GIVEN EXERCISE
Take each line containing the word "JSON" and copy it.
----------
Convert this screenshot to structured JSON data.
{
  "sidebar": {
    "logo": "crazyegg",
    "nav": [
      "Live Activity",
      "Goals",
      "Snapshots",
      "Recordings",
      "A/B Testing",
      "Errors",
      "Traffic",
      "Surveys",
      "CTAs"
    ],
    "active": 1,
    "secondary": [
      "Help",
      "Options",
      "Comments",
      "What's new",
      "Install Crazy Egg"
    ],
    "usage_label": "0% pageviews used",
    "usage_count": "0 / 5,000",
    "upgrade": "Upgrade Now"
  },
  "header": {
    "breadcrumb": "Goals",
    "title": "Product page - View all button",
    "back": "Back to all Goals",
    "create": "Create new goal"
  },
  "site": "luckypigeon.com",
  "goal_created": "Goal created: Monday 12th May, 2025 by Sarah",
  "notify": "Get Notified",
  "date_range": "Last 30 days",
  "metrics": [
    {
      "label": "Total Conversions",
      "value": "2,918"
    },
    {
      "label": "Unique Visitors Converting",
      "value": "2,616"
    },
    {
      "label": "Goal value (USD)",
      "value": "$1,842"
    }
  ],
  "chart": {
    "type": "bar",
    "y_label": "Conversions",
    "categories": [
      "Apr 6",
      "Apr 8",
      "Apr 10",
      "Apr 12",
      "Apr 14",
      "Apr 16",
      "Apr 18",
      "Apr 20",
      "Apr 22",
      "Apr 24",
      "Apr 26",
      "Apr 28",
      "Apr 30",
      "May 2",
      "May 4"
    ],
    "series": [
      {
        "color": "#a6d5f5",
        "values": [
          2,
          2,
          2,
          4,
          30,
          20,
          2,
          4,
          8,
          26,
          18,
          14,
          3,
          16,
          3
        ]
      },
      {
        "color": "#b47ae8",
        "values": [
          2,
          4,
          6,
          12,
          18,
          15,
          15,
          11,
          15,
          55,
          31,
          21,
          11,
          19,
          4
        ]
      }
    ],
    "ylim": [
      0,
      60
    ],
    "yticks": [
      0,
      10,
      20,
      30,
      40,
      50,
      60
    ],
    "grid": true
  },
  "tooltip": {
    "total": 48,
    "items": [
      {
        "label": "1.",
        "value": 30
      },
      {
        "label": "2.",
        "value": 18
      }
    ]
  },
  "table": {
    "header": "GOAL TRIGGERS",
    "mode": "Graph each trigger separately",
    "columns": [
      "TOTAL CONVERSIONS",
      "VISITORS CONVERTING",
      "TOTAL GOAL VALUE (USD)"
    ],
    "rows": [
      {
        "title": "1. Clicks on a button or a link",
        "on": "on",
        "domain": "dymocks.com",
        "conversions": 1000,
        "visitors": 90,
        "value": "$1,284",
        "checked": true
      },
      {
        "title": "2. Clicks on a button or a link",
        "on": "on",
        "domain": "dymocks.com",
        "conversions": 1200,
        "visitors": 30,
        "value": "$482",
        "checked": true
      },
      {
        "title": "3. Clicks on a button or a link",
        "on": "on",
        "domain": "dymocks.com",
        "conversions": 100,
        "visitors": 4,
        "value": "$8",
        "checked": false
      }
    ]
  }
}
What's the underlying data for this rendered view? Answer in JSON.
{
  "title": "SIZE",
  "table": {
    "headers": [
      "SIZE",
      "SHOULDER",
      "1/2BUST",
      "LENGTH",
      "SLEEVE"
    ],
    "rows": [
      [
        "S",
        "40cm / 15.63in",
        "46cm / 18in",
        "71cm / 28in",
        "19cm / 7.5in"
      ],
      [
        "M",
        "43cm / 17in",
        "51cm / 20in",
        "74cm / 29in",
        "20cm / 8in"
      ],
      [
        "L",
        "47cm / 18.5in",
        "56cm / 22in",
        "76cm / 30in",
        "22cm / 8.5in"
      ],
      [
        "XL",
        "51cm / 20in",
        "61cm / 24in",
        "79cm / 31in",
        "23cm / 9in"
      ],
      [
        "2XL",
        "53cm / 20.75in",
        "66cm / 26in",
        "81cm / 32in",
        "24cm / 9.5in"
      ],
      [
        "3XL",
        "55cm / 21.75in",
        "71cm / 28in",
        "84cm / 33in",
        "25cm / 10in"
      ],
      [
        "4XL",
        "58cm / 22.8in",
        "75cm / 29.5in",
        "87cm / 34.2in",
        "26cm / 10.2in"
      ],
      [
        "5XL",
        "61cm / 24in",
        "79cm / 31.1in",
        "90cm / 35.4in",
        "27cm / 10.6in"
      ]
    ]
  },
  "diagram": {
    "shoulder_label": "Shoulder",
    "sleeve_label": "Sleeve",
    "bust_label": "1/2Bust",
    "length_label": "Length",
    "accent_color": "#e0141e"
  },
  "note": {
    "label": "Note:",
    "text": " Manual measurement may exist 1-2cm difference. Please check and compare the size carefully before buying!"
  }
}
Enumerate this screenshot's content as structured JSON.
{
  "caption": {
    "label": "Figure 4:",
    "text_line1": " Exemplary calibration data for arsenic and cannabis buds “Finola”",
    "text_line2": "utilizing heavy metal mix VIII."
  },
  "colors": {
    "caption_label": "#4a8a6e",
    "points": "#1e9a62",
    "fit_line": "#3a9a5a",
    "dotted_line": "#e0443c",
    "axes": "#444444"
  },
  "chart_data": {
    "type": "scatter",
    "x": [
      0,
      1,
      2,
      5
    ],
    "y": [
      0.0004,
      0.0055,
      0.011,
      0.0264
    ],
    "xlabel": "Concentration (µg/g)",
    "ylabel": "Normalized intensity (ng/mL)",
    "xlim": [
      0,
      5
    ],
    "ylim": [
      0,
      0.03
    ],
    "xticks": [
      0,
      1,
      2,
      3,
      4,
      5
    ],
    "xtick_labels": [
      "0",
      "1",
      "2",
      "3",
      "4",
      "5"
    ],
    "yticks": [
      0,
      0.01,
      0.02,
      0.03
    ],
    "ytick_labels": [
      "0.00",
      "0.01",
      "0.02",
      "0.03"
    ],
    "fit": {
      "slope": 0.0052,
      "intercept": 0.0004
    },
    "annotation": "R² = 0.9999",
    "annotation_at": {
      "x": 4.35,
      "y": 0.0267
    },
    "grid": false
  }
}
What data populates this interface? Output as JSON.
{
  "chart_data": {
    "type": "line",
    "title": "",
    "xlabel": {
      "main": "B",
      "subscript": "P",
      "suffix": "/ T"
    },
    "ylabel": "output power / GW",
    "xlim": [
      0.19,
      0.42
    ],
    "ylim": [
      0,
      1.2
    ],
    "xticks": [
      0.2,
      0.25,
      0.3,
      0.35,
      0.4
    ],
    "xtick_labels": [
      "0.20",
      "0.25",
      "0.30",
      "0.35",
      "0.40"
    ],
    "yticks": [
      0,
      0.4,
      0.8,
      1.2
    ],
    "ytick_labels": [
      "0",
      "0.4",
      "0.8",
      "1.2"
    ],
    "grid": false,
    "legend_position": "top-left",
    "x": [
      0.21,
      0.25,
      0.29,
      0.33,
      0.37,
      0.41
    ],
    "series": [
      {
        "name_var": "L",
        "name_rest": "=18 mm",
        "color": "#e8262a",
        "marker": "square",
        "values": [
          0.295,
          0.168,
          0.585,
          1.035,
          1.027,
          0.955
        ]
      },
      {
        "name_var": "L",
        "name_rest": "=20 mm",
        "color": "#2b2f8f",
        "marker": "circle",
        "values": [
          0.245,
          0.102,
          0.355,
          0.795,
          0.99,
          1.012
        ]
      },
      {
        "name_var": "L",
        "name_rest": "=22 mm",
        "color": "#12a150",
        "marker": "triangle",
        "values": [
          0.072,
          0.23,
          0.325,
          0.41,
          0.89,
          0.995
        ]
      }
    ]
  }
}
----------
EXERCISE OUTPUT
Convert this screenshot to structured JSON data.
What's the underlying data for this rendered view? Answer in JSON.
Enumerate this screenshot's content as structured JSON.
What data populates this interface? Output as JSON.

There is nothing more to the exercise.